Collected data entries
# # # # #
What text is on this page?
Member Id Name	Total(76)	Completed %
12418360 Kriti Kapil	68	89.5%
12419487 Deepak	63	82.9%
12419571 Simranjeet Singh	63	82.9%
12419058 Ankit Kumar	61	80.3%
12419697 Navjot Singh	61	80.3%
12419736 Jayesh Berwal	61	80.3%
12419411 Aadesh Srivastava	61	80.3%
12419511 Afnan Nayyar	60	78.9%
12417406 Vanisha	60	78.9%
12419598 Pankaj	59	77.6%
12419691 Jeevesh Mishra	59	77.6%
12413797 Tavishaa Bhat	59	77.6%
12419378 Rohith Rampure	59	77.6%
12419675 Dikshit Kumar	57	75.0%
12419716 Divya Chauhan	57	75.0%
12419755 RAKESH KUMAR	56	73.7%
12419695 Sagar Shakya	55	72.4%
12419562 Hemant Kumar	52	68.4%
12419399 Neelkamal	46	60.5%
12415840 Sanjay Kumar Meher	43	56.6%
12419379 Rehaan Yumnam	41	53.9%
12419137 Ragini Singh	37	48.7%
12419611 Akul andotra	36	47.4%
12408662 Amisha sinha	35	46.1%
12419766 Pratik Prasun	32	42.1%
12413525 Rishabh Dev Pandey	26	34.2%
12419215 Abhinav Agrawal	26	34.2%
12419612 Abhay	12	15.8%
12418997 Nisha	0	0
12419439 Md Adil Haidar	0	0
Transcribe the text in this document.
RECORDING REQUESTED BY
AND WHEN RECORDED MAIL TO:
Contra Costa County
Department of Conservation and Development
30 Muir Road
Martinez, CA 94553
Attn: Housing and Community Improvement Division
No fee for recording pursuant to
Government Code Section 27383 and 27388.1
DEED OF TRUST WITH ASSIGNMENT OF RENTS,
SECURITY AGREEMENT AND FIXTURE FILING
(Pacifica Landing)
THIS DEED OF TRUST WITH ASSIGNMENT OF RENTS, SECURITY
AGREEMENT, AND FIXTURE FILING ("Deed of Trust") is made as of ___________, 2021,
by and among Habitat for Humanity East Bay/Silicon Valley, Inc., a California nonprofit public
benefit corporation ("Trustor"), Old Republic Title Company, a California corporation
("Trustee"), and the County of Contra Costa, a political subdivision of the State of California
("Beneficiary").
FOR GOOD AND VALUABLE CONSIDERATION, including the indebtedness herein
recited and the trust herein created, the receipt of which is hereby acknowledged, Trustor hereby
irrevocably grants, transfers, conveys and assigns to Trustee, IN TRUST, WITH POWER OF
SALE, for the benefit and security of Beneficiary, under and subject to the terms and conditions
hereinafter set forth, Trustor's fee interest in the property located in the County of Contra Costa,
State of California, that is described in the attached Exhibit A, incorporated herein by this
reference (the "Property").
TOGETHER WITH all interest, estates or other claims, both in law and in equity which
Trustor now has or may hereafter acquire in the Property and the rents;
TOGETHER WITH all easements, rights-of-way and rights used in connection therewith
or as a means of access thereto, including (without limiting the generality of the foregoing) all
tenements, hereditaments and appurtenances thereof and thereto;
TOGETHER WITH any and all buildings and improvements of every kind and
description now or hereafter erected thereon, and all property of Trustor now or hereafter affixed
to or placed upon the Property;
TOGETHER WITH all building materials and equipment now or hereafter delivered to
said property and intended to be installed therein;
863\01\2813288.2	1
# # # # #
### Exercise prompt
Please reproduce every line of the material word for word.

### Response below
What text is on this page?
Member Id Name	Total(76)	Completed %
12418360 Kriti Kapil	68	89.5%
12419487 Deepak	63	82.9%
12419571 Simranjeet Singh	63	82.9%
12419058 Ankit Kumar	61	80.3%
12419697 Navjot Singh	61	80.3%
12419736 Jayesh Berwal	61	80.3%
12419411 Aadesh Srivastava	61	80.3%
12419511 Afnan Nayyar	60	78.9%
12417406 Vanisha	60	78.9%
12419598 Pankaj	59	77.6%
12419691 Jeevesh Mishra	59	77.6%
12413797 Tavishaa Bhat	59	77.6%
12419378 Rohith Rampure	59	77.6%
12419675 Dikshit Kumar	57	75.0%
12419716 Divya Chauhan	57	75.0%
12419755 RAKESH KUMAR	56	73.7%
12419695 Sagar Shakya	55	72.4%
12419562 Hemant Kumar	52	68.4%
12419399 Neelkamal	46	60.5%
12415840 Sanjay Kumar Meher	43	56.6%
12419379 Rehaan Yumnam	41	53.9%
12419137 Ragini Singh	37	48.7%
12419611 Akul andotra	36	47.4%
12408662 Amisha sinha	35	46.1%
12419766 Pratik Prasun	32	42.1%
12413525 Rishabh Dev Pandey	26	34.2%
12419215 Abhinav Agrawal	26	34.2%
12419612 Abhay	12	15.8%
12418997 Nisha	0	0
12419439 Md Adil Haidar	0	0
Transcribe the text in this document.
RECORDING REQUESTED BY
AND WHEN RECORDED MAIL TO:
Contra Costa County
Department of Conservation and Development
30 Muir Road
Martinez, CA 94553
Attn: Housing and Community Improvement Division
No fee for recording pursuant to
Government Code Section 27383 and 27388.1
DEED OF TRUST WITH ASSIGNMENT OF RENTS,
SECURITY AGREEMENT AND FIXTURE FILING
(Pacifica Landing)
THIS DEED OF TRUST WITH ASSIGNMENT OF RENTS, SECURITY
AGREEMENT, AND FIXTURE FILING ("Deed of Trust") is made as of ___________, 2021,
by and among Habitat for Humanity East Bay/Silicon Valley, Inc., a California nonprofit public
benefit corporation ("Trustor"), Old Republic Title Company, a California corporation
("Trustee"), and the County of Contra Costa, a political subdivision of the State of California
("Beneficiary").
FOR GOOD AND VALUABLE CONSIDERATION, including the indebtedness herein
recited and the trust herein created, the receipt of which is hereby acknowledged, Trustor hereby
irrevocably grants, transfers, conveys and assigns to Trustee, IN TRUST, WITH POWER OF
SALE, for the benefit and security of Beneficiary, under and subject to the terms and conditions
hereinafter set forth, Trustor's fee interest in the property located in the County of Contra Costa,
State of California, that is described in the attached Exhibit A, incorporated herein by this
reference (the "Property").
TOGETHER WITH all interest, estates or other claims, both in law and in equity which
Trustor now has or may hereafter acquire in the Property and the rents;
TOGETHER WITH all easements, rights-of-way and rights used in connection therewith
or as a means of access thereto, including (without limiting the generality of the foregoing) all
tenements, hereditaments and appurtenances thereof and thereto;
TOGETHER WITH any and all buildings and improvements of every kind and
description now or hereafter erected thereon, and all property of Trustor now or hereafter affixed
to or placed upon the Property;
TOGETHER WITH all building materials and equipment now or hereafter delivered to
said property and intended to be installed therein;
863\01\2813288.2	1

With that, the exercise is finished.